Records from a data collection:
************
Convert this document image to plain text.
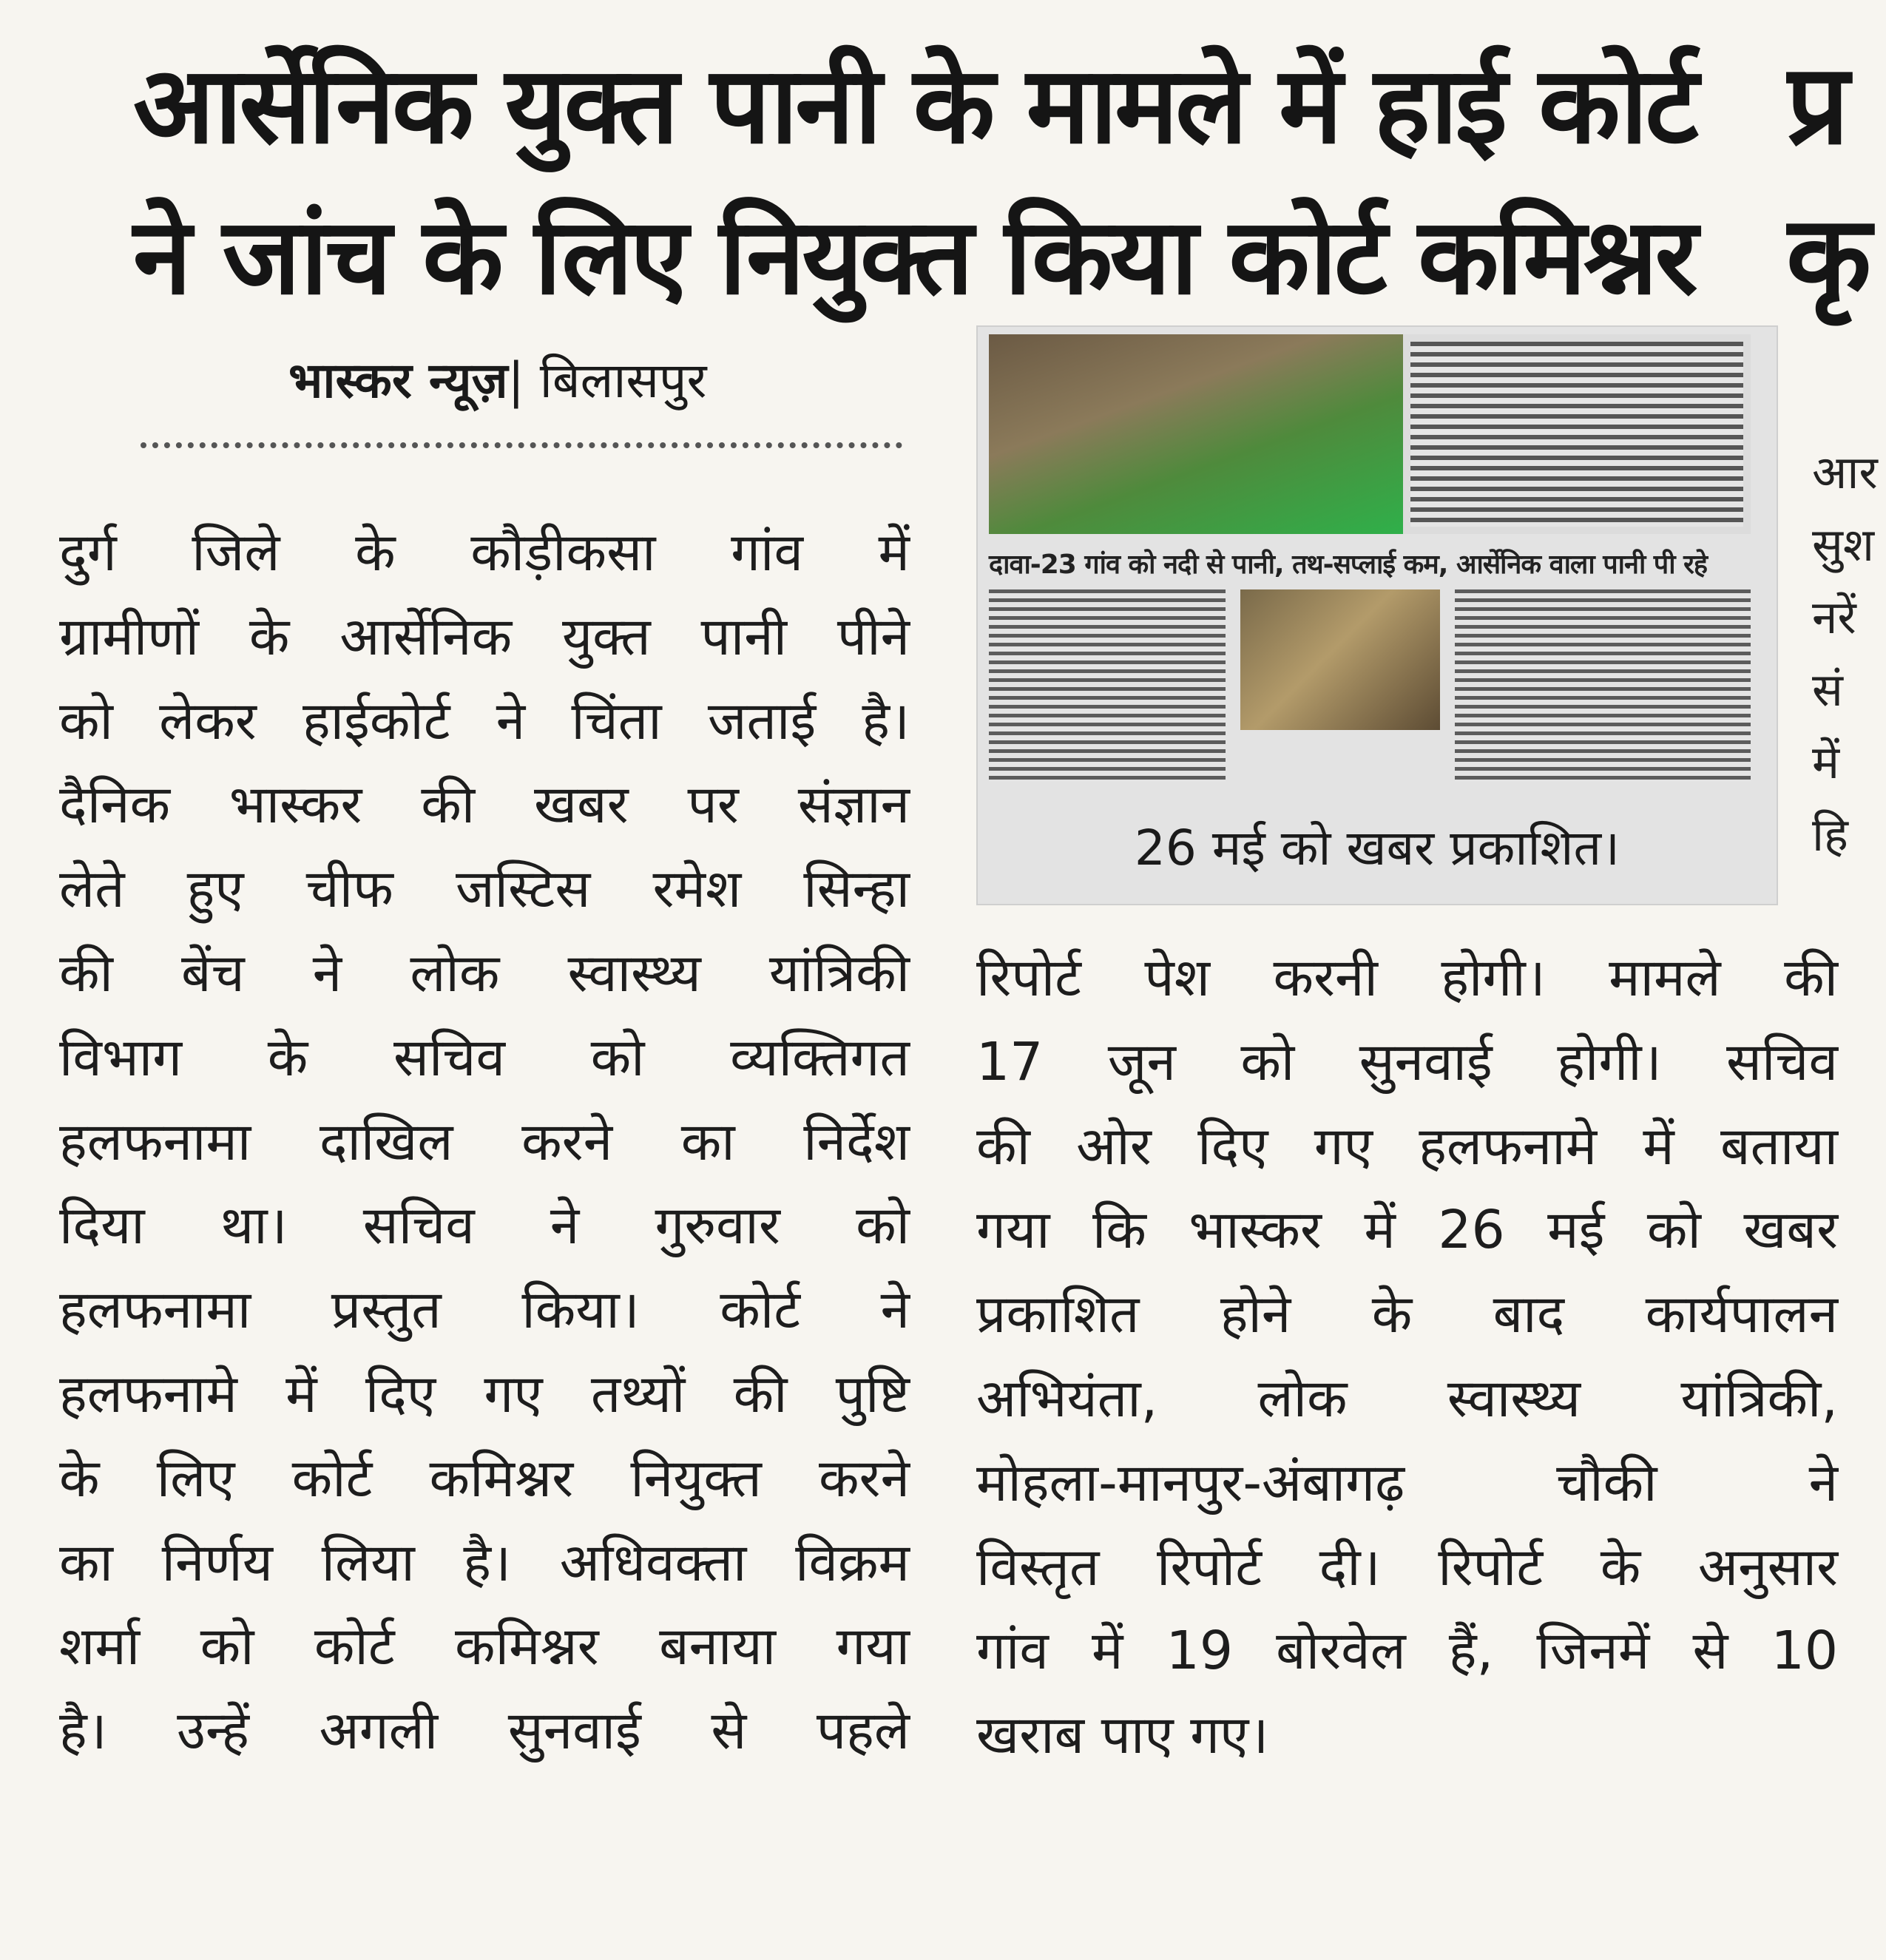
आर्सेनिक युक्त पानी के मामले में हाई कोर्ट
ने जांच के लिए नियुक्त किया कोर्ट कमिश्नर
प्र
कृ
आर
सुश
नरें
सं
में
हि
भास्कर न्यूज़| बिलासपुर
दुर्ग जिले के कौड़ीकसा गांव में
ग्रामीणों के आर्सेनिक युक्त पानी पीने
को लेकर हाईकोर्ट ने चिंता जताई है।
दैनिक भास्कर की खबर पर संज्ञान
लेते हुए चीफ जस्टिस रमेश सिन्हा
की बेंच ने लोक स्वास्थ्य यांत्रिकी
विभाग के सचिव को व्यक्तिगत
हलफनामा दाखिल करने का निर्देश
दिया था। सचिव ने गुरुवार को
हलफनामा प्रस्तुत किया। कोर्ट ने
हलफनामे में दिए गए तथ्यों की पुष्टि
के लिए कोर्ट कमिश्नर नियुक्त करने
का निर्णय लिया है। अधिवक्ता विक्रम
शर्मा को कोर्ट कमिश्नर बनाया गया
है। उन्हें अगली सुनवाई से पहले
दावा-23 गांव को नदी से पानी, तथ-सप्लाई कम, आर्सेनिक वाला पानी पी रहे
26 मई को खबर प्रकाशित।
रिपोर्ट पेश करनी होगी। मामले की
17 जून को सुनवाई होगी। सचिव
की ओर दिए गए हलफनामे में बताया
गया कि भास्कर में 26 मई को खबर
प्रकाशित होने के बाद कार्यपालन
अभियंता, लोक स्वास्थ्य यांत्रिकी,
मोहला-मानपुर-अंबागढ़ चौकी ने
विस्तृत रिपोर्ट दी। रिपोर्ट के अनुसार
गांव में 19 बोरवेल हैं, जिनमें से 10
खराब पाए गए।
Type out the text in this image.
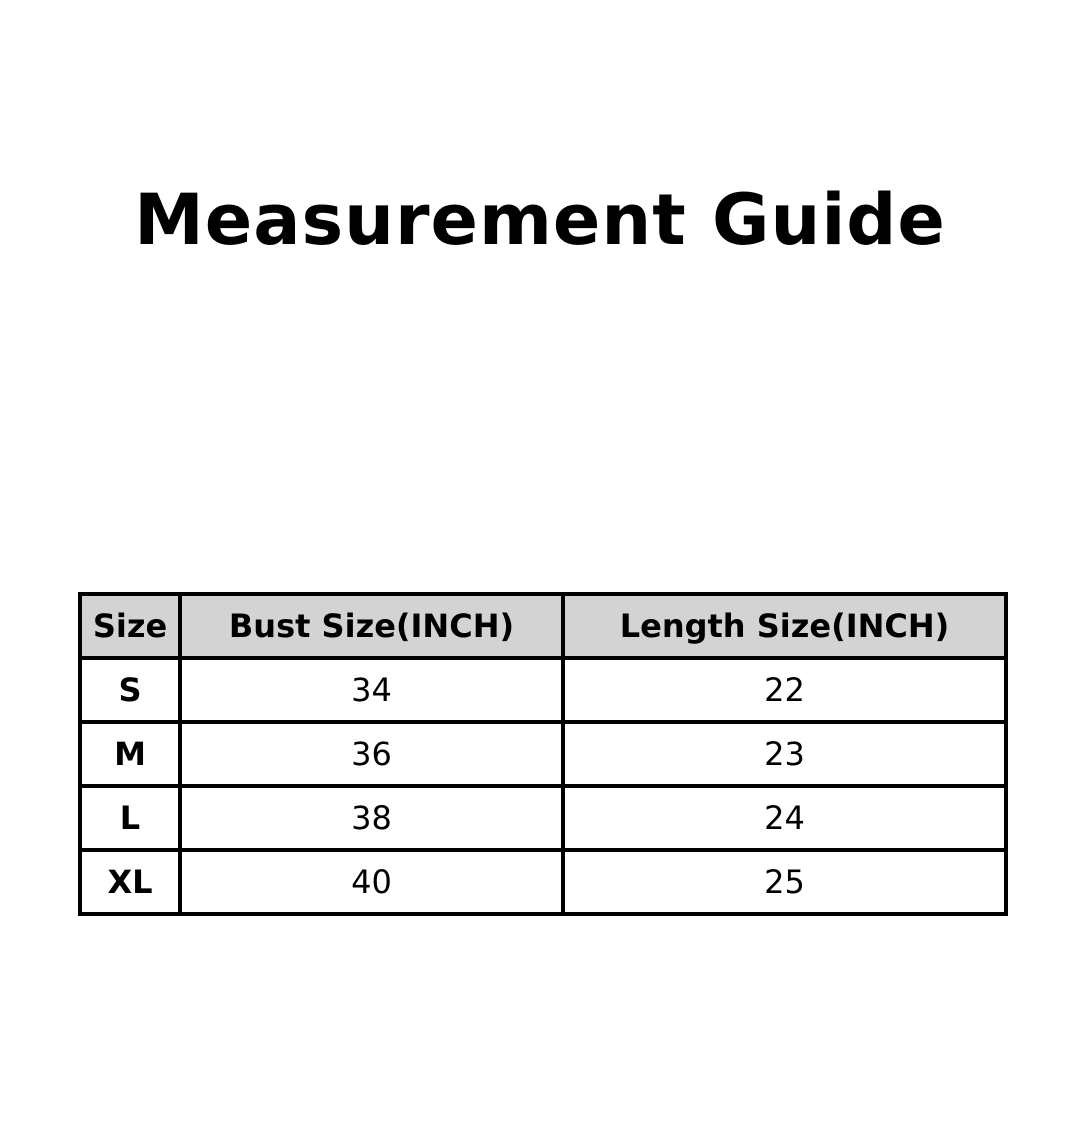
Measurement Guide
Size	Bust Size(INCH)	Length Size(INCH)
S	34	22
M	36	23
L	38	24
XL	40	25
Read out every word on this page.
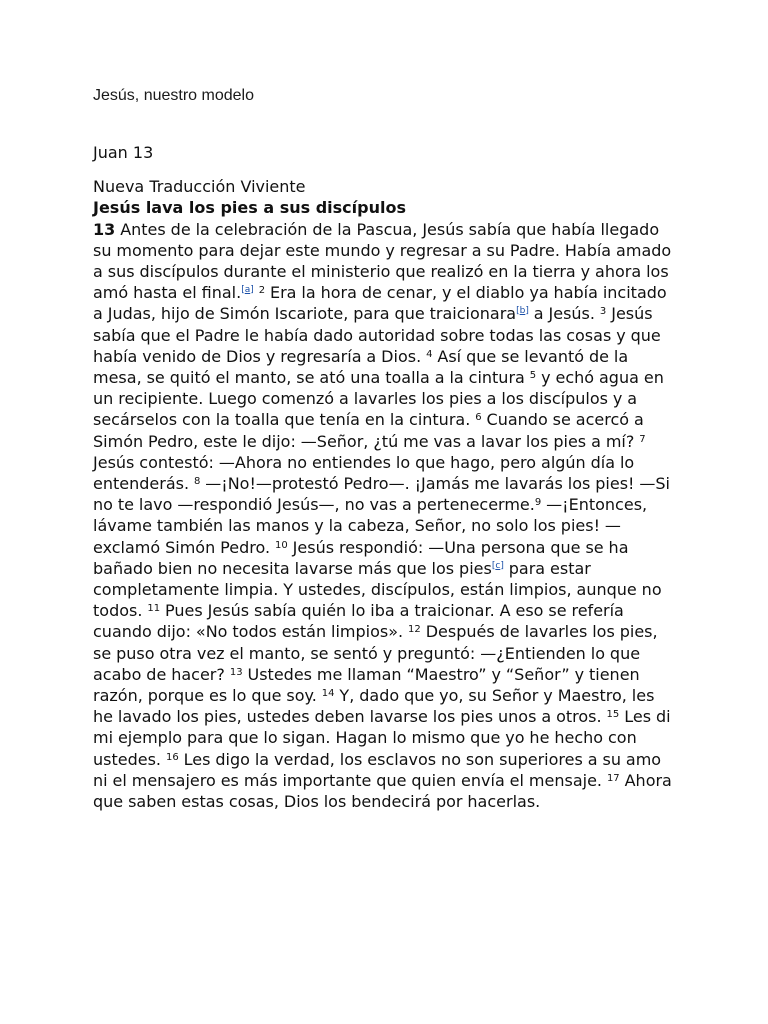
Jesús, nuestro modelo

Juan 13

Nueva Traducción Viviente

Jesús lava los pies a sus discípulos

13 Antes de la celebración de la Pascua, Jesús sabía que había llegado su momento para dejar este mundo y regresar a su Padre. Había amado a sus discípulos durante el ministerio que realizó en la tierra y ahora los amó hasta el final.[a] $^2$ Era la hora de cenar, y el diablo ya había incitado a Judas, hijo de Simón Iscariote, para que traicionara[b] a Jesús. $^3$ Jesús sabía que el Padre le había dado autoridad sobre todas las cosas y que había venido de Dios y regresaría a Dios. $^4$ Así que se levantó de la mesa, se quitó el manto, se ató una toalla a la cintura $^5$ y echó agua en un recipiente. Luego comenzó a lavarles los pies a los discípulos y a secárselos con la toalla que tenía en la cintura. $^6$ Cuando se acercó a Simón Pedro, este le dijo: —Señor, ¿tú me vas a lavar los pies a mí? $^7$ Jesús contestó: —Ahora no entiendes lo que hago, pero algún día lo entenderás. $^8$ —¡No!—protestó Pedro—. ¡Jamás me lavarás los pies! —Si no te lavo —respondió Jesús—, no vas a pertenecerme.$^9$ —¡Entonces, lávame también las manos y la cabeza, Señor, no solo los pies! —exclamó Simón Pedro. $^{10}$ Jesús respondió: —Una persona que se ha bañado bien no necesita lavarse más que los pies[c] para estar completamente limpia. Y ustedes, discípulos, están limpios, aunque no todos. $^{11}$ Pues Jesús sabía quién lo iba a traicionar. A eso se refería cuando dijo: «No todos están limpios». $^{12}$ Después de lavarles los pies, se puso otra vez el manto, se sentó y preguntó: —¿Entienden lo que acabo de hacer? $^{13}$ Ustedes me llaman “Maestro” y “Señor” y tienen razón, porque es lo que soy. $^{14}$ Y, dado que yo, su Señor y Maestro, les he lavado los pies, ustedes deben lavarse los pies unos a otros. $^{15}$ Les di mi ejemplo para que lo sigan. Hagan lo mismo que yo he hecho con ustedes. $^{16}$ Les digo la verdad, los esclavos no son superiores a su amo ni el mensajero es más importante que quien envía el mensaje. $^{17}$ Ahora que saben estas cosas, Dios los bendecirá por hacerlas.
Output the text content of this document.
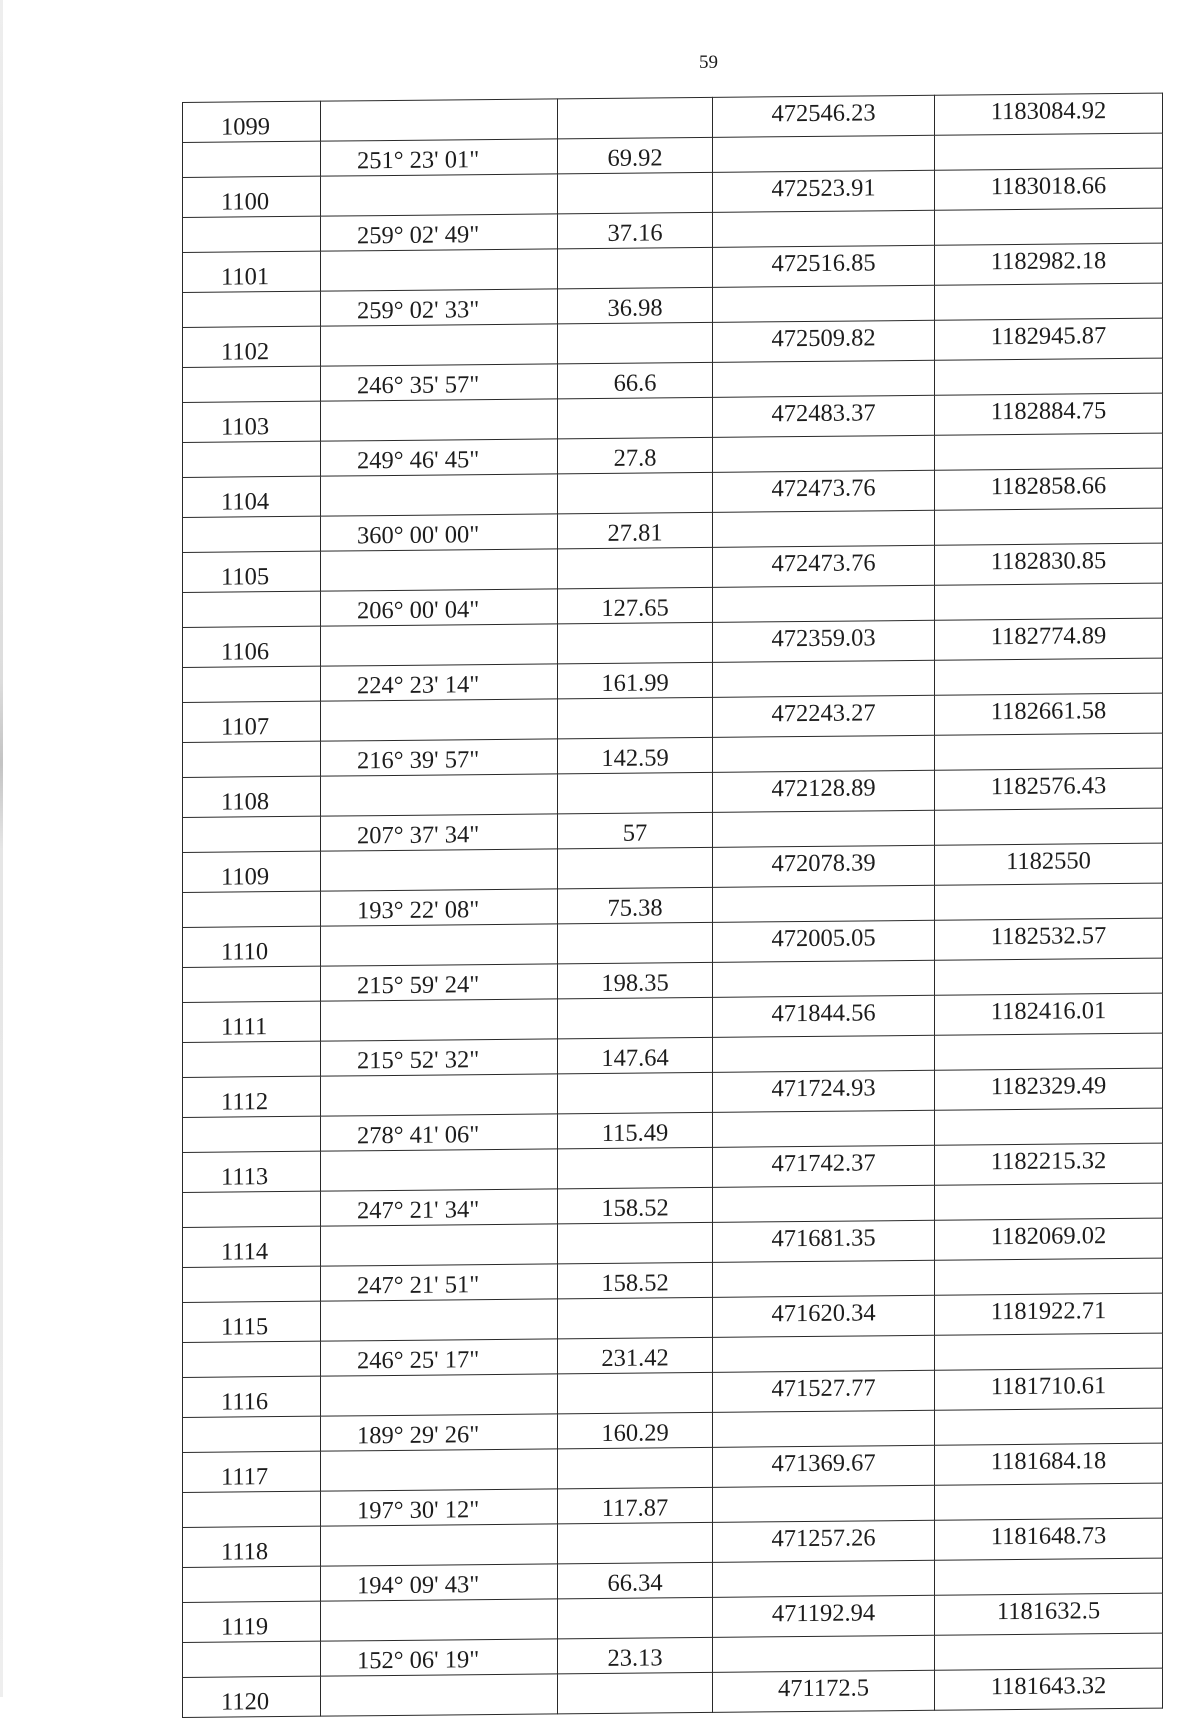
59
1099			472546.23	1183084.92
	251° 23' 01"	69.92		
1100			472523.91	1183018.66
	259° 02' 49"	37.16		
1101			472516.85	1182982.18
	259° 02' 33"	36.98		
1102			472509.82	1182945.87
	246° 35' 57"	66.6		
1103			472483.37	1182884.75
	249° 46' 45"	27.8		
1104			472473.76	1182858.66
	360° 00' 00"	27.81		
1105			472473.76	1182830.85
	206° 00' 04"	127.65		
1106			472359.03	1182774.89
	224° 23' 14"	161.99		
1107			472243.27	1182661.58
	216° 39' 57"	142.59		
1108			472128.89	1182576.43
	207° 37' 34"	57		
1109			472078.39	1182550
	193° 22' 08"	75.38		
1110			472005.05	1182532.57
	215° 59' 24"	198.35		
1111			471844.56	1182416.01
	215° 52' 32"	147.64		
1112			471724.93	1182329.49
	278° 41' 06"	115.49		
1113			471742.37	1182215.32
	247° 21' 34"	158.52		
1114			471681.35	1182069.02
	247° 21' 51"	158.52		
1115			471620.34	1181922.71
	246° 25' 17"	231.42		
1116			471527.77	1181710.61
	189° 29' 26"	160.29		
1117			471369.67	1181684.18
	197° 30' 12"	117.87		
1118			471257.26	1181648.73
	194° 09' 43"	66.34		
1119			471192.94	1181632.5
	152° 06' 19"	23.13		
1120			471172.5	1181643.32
************
> [Work to be completed] Going through the data above, count the lines where the string "document" appears, and answer with only that number.

> [Exercise result] 2